### WORK TO BE COMPLETED
Restate the entries below word for word, omitting nothing.
+ + + + + + +
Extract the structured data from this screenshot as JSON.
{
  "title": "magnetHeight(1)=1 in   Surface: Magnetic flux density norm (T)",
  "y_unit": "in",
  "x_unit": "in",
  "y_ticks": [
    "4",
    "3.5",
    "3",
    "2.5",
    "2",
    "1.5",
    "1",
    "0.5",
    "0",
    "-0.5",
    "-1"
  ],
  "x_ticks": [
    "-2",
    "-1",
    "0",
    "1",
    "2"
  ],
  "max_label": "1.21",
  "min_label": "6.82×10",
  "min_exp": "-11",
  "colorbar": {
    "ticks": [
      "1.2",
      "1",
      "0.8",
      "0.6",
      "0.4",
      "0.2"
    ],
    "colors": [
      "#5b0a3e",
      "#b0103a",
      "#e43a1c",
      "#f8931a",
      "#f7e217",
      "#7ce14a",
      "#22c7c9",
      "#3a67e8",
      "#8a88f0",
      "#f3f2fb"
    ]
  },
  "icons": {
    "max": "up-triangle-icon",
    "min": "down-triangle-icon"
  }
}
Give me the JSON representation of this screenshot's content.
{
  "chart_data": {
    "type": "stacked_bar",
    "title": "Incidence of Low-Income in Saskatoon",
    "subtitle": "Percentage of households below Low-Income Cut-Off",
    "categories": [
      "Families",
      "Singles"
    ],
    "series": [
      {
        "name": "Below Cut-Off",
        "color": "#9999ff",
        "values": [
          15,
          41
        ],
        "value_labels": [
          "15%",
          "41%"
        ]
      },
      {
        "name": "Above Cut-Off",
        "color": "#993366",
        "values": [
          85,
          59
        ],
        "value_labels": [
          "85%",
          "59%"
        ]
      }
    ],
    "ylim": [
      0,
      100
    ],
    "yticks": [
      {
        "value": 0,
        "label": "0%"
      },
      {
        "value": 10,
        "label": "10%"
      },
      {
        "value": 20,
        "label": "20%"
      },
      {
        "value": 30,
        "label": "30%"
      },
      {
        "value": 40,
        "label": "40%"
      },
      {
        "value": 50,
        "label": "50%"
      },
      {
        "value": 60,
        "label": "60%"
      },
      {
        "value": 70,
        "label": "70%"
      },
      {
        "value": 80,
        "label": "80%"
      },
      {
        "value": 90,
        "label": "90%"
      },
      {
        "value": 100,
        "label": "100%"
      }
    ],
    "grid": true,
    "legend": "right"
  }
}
+ + + + + + +
### THE OUTPUT
Extract the structured data from this screenshot as JSON.
{
  "title": "magnetHeight(1)=1 in   Surface: Magnetic flux density norm (T)",
  "y_unit": "in",
  "x_unit": "in",
  "y_ticks": [
    "4",
    "3.5",
    "3",
    "2.5",
    "2",
    "1.5",
    "1",
    "0.5",
    "0",
    "-0.5",
    "-1"
  ],
  "x_ticks": [
    "-2",
    "-1",
    "0",
    "1",
    "2"
  ],
  "max_label": "1.21",
  "min_label": "6.82×10",
  "min_exp": "-11",
  "colorbar": {
    "ticks": [
      "1.2",
      "1",
      "0.8",
      "0.6",
      "0.4",
      "0.2"
    ],
    "colors": [
      "#5b0a3e",
      "#b0103a",
      "#e43a1c",
      "#f8931a",
      "#f7e217",
      "#7ce14a",
      "#22c7c9",
      "#3a67e8",
      "#8a88f0",
      "#f3f2fb"
    ]
  },
  "icons": {
    "max": "up-triangle-icon",
    "min": "down-triangle-icon"
  }
}
Give me the JSON representation of this screenshot's content.
{
  "chart_data": {
    "type": "stacked_bar",
    "title": "Incidence of Low-Income in Saskatoon",
    "subtitle": "Percentage of households below Low-Income Cut-Off",
    "categories": [
      "Families",
      "Singles"
    ],
    "series": [
      {
        "name": "Below Cut-Off",
        "color": "#9999ff",
        "values": [
          15,
          41
        ],
        "value_labels": [
          "15%",
          "41%"
        ]
      },
      {
        "name": "Above Cut-Off",
        "color": "#993366",
        "values": [
          85,
          59
        ],
        "value_labels": [
          "85%",
          "59%"
        ]
      }
    ],
    "ylim": [
      0,
      100
    ],
    "yticks": [
      {
        "value": 0,
        "label": "0%"
      },
      {
        "value": 10,
        "label": "10%"
      },
      {
        "value": 20,
        "label": "20%"
      },
      {
        "value": 30,
        "label": "30%"
      },
      {
        "value": 40,
        "label": "40%"
      },
      {
        "value": 50,
        "label": "50%"
      },
      {
        "value": 60,
        "label": "60%"
      },
      {
        "value": 70,
        "label": "70%"
      },
      {
        "value": 80,
        "label": "80%"
      },
      {
        "value": 90,
        "label": "90%"
      },
      {
        "value": 100,
        "label": "100%"
      }
    ],
    "grid": true,
    "legend": "right"
  }
}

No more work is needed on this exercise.